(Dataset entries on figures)
^^^^

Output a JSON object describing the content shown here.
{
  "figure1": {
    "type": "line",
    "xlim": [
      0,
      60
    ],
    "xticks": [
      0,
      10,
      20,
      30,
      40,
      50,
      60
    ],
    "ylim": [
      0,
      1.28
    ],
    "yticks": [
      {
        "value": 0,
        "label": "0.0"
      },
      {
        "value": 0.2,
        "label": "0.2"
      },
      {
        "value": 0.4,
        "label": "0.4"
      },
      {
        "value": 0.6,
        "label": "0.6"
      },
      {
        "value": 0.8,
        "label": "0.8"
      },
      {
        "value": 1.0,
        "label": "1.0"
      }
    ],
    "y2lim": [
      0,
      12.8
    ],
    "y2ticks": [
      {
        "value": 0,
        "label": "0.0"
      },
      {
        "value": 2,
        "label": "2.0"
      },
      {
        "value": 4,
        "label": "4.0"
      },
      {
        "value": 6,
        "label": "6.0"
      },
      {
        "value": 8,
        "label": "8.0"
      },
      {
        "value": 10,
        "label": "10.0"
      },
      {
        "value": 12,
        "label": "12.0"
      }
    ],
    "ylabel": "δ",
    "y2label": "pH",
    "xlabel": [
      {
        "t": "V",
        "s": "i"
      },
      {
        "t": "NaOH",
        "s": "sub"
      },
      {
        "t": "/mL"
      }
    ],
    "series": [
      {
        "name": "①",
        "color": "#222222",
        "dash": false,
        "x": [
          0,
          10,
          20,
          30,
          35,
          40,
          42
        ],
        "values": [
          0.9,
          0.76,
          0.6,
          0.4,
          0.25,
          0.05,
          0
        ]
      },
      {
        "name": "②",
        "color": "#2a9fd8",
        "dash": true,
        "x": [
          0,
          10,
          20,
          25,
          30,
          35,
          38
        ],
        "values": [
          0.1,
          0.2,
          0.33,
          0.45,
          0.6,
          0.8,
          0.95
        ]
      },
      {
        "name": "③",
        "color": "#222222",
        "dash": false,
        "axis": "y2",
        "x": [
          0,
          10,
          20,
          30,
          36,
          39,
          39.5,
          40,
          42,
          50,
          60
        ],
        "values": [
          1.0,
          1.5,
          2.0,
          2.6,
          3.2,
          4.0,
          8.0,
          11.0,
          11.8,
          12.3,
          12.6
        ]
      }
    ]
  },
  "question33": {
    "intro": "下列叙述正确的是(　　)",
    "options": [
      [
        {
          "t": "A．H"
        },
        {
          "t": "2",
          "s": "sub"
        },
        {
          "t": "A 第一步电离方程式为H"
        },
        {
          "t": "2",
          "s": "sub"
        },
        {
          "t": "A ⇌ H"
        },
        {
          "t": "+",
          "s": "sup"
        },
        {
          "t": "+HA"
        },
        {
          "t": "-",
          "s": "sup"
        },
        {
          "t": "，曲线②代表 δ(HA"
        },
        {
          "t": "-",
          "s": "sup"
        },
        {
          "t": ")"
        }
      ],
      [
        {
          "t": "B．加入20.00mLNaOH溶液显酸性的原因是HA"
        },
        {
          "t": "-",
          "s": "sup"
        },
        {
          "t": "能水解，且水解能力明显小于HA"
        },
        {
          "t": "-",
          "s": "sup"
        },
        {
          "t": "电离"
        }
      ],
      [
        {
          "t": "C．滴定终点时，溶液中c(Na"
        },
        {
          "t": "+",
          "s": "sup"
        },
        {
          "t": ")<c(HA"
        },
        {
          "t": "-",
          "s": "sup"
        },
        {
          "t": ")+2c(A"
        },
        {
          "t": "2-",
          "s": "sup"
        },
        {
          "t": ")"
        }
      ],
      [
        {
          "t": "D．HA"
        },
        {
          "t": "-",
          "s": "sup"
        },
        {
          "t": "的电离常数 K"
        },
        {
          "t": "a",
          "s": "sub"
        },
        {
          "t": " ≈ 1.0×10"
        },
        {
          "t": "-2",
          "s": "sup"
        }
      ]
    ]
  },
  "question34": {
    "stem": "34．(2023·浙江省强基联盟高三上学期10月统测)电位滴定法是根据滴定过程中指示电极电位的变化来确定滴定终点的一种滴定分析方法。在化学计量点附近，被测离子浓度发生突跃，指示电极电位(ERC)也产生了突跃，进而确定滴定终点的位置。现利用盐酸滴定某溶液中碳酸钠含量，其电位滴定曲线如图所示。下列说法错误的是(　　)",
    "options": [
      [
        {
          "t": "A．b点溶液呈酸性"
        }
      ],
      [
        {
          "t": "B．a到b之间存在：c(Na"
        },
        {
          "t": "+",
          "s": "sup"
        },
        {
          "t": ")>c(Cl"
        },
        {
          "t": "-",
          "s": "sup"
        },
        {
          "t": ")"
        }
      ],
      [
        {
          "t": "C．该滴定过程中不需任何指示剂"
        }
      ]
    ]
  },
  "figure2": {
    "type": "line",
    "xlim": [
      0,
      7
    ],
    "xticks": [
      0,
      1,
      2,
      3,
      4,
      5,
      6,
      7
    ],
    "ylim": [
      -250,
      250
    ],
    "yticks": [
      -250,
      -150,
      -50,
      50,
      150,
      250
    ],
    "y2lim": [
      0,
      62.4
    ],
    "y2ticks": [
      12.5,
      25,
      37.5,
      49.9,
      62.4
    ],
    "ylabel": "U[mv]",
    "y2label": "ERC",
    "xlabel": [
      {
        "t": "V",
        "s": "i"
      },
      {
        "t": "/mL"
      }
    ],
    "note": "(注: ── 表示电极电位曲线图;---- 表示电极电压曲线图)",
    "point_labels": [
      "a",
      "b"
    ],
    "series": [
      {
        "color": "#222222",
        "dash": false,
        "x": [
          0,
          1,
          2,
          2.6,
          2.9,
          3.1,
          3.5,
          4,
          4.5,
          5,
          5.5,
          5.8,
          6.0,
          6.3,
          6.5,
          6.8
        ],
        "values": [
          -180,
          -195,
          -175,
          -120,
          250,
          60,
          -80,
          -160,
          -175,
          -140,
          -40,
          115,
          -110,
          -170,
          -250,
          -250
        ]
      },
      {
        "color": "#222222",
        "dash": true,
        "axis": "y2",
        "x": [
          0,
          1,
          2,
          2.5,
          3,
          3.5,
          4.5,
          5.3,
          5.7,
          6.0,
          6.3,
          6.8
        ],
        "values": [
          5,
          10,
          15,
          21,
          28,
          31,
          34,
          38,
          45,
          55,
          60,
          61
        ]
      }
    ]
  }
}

^^^^

Task to carry out — Every record above must be duplicated exactly.

Complete output —
Output a JSON object describing the content shown here.
{
  "figure1": {
    "type": "line",
    "xlim": [
      0,
      60
    ],
    "xticks": [
      0,
      10,
      20,
      30,
      40,
      50,
      60
    ],
    "ylim": [
      0,
      1.28
    ],
    "yticks": [
      {
        "value": 0,
        "label": "0.0"
      },
      {
        "value": 0.2,
        "label": "0.2"
      },
      {
        "value": 0.4,
        "label": "0.4"
      },
      {
        "value": 0.6,
        "label": "0.6"
      },
      {
        "value": 0.8,
        "label": "0.8"
      },
      {
        "value": 1.0,
        "label": "1.0"
      }
    ],
    "y2lim": [
      0,
      12.8
    ],
    "y2ticks": [
      {
        "value": 0,
        "label": "0.0"
      },
      {
        "value": 2,
        "label": "2.0"
      },
      {
        "value": 4,
        "label": "4.0"
      },
      {
        "value": 6,
        "label": "6.0"
      },
      {
        "value": 8,
        "label": "8.0"
      },
      {
        "value": 10,
        "label": "10.0"
      },
      {
        "value": 12,
        "label": "12.0"
      }
    ],
    "ylabel": "δ",
    "y2label": "pH",
    "xlabel": [
      {
        "t": "V",
        "s": "i"
      },
      {
        "t": "NaOH",
        "s": "sub"
      },
      {
        "t": "/mL"
      }
    ],
    "series": [
      {
        "name": "①",
        "color": "#222222",
        "dash": false,
        "x": [
          0,
          10,
          20,
          30,
          35,
          40,
          42
        ],
        "values": [
          0.9,
          0.76,
          0.6,
          0.4,
          0.25,
          0.05,
          0
        ]
      },
      {
        "name": "②",
        "color": "#2a9fd8",
        "dash": true,
        "x": [
          0,
          10,
          20,
          25,
          30,
          35,
          38
        ],
        "values": [
          0.1,
          0.2,
          0.33,
          0.45,
          0.6,
          0.8,
          0.95
        ]
      },
      {
        "name": "③",
        "color": "#222222",
        "dash": false,
        "axis": "y2",
        "x": [
          0,
          10,
          20,
          30,
          36,
          39,
          39.5,
          40,
          42,
          50,
          60
        ],
        "values": [
          1.0,
          1.5,
          2.0,
          2.6,
          3.2,
          4.0,
          8.0,
          11.0,
          11.8,
          12.3,
          12.6
        ]
      }
    ]
  },
  "question33": {
    "intro": "下列叙述正确的是(　　)",
    "options": [
      [
        {
          "t": "A．H"
        },
        {
          "t": "2",
          "s": "sub"
        },
        {
          "t": "A 第一步电离方程式为H"
        },
        {
          "t": "2",
          "s": "sub"
        },
        {
          "t": "A ⇌ H"
        },
        {
          "t": "+",
          "s": "sup"
        },
        {
          "t": "+HA"
        },
        {
          "t": "-",
          "s": "sup"
        },
        {
          "t": "，曲线②代表 δ(HA"
        },
        {
          "t": "-",
          "s": "sup"
        },
        {
          "t": ")"
        }
      ],
      [
        {
          "t": "B．加入20.00mLNaOH溶液显酸性的原因是HA"
        },
        {
          "t": "-",
          "s": "sup"
        },
        {
          "t": "能水解，且水解能力明显小于HA"
        },
        {
          "t": "-",
          "s": "sup"
        },
        {
          "t": "电离"
        }
      ],
      [
        {
          "t": "C．滴定终点时，溶液中c(Na"
        },
        {
          "t": "+",
          "s": "sup"
        },
        {
          "t": ")<c(HA"
        },
        {
          "t": "-",
          "s": "sup"
        },
        {
          "t": ")+2c(A"
        },
        {
          "t": "2-",
          "s": "sup"
        },
        {
          "t": ")"
        }
      ],
      [
        {
          "t": "D．HA"
        },
        {
          "t": "-",
          "s": "sup"
        },
        {
          "t": "的电离常数 K"
        },
        {
          "t": "a",
          "s": "sub"
        },
        {
          "t": " ≈ 1.0×10"
        },
        {
          "t": "-2",
          "s": "sup"
        }
      ]
    ]
  },
  "question34": {
    "stem": "34．(2023·浙江省强基联盟高三上学期10月统测)电位滴定法是根据滴定过程中指示电极电位的变化来确定滴定终点的一种滴定分析方法。在化学计量点附近，被测离子浓度发生突跃，指示电极电位(ERC)也产生了突跃，进而确定滴定终点的位置。现利用盐酸滴定某溶液中碳酸钠含量，其电位滴定曲线如图所示。下列说法错误的是(　　)",
    "options": [
      [
        {
          "t": "A．b点溶液呈酸性"
        }
      ],
      [
        {
          "t": "B．a到b之间存在：c(Na"
        },
        {
          "t": "+",
          "s": "sup"
        },
        {
          "t": ")>c(Cl"
        },
        {
          "t": "-",
          "s": "sup"
        },
        {
          "t": ")"
        }
      ],
      [
        {
          "t": "C．该滴定过程中不需任何指示剂"
        }
      ]
    ]
  },
  "figure2": {
    "type": "line",
    "xlim": [
      0,
      7
    ],
    "xticks": [
      0,
      1,
      2,
      3,
      4,
      5,
      6,
      7
    ],
    "ylim": [
      -250,
      250
    ],
    "yticks": [
      -250,
      -150,
      -50,
      50,
      150,
      250
    ],
    "y2lim": [
      0,
      62.4
    ],
    "y2ticks": [
      12.5,
      25,
      37.5,
      49.9,
      62.4
    ],
    "ylabel": "U[mv]",
    "y2label": "ERC",
    "xlabel": [
      {
        "t": "V",
        "s": "i"
      },
      {
        "t": "/mL"
      }
    ],
    "note": "(注: ── 表示电极电位曲线图;---- 表示电极电压曲线图)",
    "point_labels": [
      "a",
      "b"
    ],
    "series": [
      {
        "color": "#222222",
        "dash": false,
        "x": [
          0,
          1,
          2,
          2.6,
          2.9,
          3.1,
          3.5,
          4,
          4.5,
          5,
          5.5,
          5.8,
          6.0,
          6.3,
          6.5,
          6.8
        ],
        "values": [
          -180,
          -195,
          -175,
          -120,
          250,
          60,
          -80,
          -160,
          -175,
          -140,
          -40,
          115,
          -110,
          -170,
          -250,
          -250
        ]
      },
      {
        "color": "#222222",
        "dash": true,
        "axis": "y2",
        "x": [
          0,
          1,
          2,
          2.5,
          3,
          3.5,
          4.5,
          5.3,
          5.7,
          6.0,
          6.3,
          6.8
        ],
        "values": [
          5,
          10,
          15,
          21,
          28,
          31,
          34,
          38,
          45,
          55,
          60,
          61
        ]
      }
    ]
  }
}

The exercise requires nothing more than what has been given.